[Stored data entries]
---

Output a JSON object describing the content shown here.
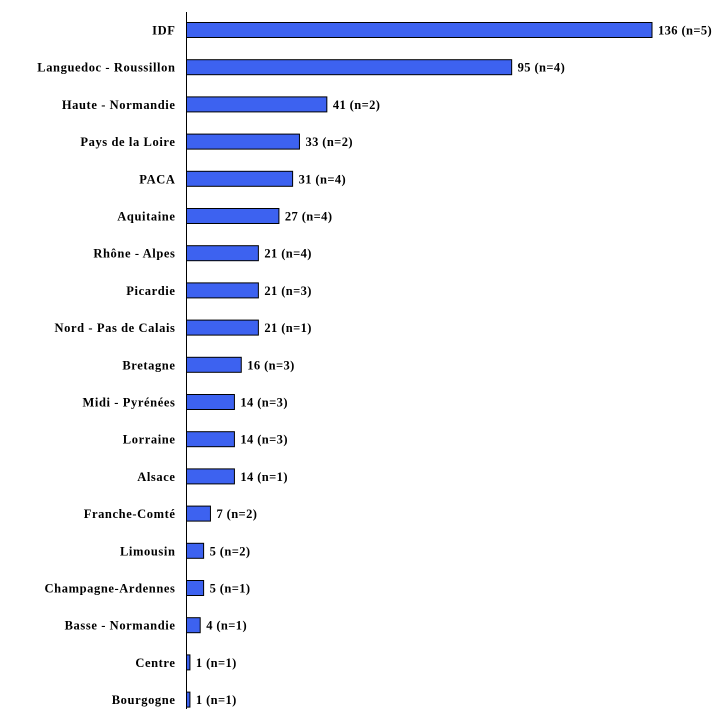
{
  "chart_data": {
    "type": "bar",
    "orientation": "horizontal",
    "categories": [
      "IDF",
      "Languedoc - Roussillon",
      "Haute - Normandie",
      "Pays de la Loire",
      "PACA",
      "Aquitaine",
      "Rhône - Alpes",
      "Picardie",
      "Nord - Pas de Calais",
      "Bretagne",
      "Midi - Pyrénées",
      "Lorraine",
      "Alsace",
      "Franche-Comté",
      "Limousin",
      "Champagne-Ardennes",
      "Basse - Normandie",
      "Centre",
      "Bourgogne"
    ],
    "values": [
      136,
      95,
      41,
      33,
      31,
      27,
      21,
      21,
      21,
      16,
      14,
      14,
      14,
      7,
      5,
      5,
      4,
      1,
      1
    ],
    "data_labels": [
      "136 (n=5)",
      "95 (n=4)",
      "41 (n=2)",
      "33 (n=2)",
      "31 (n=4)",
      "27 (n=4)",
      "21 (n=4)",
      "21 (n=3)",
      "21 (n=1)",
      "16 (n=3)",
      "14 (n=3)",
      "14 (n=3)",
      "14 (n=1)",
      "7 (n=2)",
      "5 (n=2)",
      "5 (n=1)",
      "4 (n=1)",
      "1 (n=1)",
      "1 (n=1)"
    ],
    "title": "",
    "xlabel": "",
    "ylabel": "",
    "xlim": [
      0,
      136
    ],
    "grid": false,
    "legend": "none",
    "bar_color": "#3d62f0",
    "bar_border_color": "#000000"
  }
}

---

Leave the pictures out and output the rest of the listing exactly.

Output a JSON object describing the content shown here.
{
  "chart_data": {
    "type": "bar",
    "orientation": "horizontal",
    "categories": [
      "IDF",
      "Languedoc - Roussillon",
      "Haute - Normandie",
      "Pays de la Loire",
      "PACA",
      "Aquitaine",
      "Rhône - Alpes",
      "Picardie",
      "Nord - Pas de Calais",
      "Bretagne",
      "Midi - Pyrénées",
      "Lorraine",
      "Alsace",
      "Franche-Comté",
      "Limousin",
      "Champagne-Ardennes",
      "Basse - Normandie",
      "Centre",
      "Bourgogne"
    ],
    "values": [
      136,
      95,
      41,
      33,
      31,
      27,
      21,
      21,
      21,
      16,
      14,
      14,
      14,
      7,
      5,
      5,
      4,
      1,
      1
    ],
    "data_labels": [
      "136 (n=5)",
      "95 (n=4)",
      "41 (n=2)",
      "33 (n=2)",
      "31 (n=4)",
      "27 (n=4)",
      "21 (n=4)",
      "21 (n=3)",
      "21 (n=1)",
      "16 (n=3)",
      "14 (n=3)",
      "14 (n=3)",
      "14 (n=1)",
      "7 (n=2)",
      "5 (n=2)",
      "5 (n=1)",
      "4 (n=1)",
      "1 (n=1)",
      "1 (n=1)"
    ],
    "title": "",
    "xlabel": "",
    "ylabel": "",
    "xlim": [
      0,
      136
    ],
    "grid": false,
    "legend": "none",
    "bar_color": "#3d62f0",
    "bar_border_color": "#000000"
  }
}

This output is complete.